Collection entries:
-=-=-

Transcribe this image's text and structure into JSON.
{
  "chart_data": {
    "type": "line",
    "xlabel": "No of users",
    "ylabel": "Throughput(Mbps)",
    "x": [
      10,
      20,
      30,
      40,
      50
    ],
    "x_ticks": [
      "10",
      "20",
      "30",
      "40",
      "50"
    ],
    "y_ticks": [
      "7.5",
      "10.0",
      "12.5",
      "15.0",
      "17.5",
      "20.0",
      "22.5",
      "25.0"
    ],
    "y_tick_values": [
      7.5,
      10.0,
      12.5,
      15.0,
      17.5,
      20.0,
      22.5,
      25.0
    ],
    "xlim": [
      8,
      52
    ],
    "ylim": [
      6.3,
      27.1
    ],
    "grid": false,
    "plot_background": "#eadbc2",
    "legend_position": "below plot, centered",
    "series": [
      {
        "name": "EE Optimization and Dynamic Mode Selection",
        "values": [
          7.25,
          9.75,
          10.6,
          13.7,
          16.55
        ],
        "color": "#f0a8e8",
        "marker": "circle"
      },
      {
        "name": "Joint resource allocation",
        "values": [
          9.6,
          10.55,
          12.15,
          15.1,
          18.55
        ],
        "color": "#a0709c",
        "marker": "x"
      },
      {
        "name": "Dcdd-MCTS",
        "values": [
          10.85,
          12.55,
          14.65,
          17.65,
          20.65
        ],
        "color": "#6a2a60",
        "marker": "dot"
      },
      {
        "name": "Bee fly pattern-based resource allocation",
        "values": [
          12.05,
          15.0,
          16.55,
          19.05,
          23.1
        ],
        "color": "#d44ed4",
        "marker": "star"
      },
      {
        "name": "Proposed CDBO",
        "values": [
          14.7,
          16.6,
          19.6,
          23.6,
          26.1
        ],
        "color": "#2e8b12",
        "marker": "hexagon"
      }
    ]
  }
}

-=-=-

Restate the listing above word for word.

## Reply to the task:
Transcribe this image's text and structure into JSON.
{
  "chart_data": {
    "type": "line",
    "xlabel": "No of users",
    "ylabel": "Throughput(Mbps)",
    "x": [
      10,
      20,
      30,
      40,
      50
    ],
    "x_ticks": [
      "10",
      "20",
      "30",
      "40",
      "50"
    ],
    "y_ticks": [
      "7.5",
      "10.0",
      "12.5",
      "15.0",
      "17.5",
      "20.0",
      "22.5",
      "25.0"
    ],
    "y_tick_values": [
      7.5,
      10.0,
      12.5,
      15.0,
      17.5,
      20.0,
      22.5,
      25.0
    ],
    "xlim": [
      8,
      52
    ],
    "ylim": [
      6.3,
      27.1
    ],
    "grid": false,
    "plot_background": "#eadbc2",
    "legend_position": "below plot, centered",
    "series": [
      {
        "name": "EE Optimization and Dynamic Mode Selection",
        "values": [
          7.25,
          9.75,
          10.6,
          13.7,
          16.55
        ],
        "color": "#f0a8e8",
        "marker": "circle"
      },
      {
        "name": "Joint resource allocation",
        "values": [
          9.6,
          10.55,
          12.15,
          15.1,
          18.55
        ],
        "color": "#a0709c",
        "marker": "x"
      },
      {
        "name": "Dcdd-MCTS",
        "values": [
          10.85,
          12.55,
          14.65,
          17.65,
          20.65
        ],
        "color": "#6a2a60",
        "marker": "dot"
      },
      {
        "name": "Bee fly pattern-based resource allocation",
        "values": [
          12.05,
          15.0,
          16.55,
          19.05,
          23.1
        ],
        "color": "#d44ed4",
        "marker": "star"
      },
      {
        "name": "Proposed CDBO",
        "values": [
          14.7,
          16.6,
          19.6,
          23.6,
          26.1
        ],
        "color": "#2e8b12",
        "marker": "hexagon"
      }
    ]
  }
}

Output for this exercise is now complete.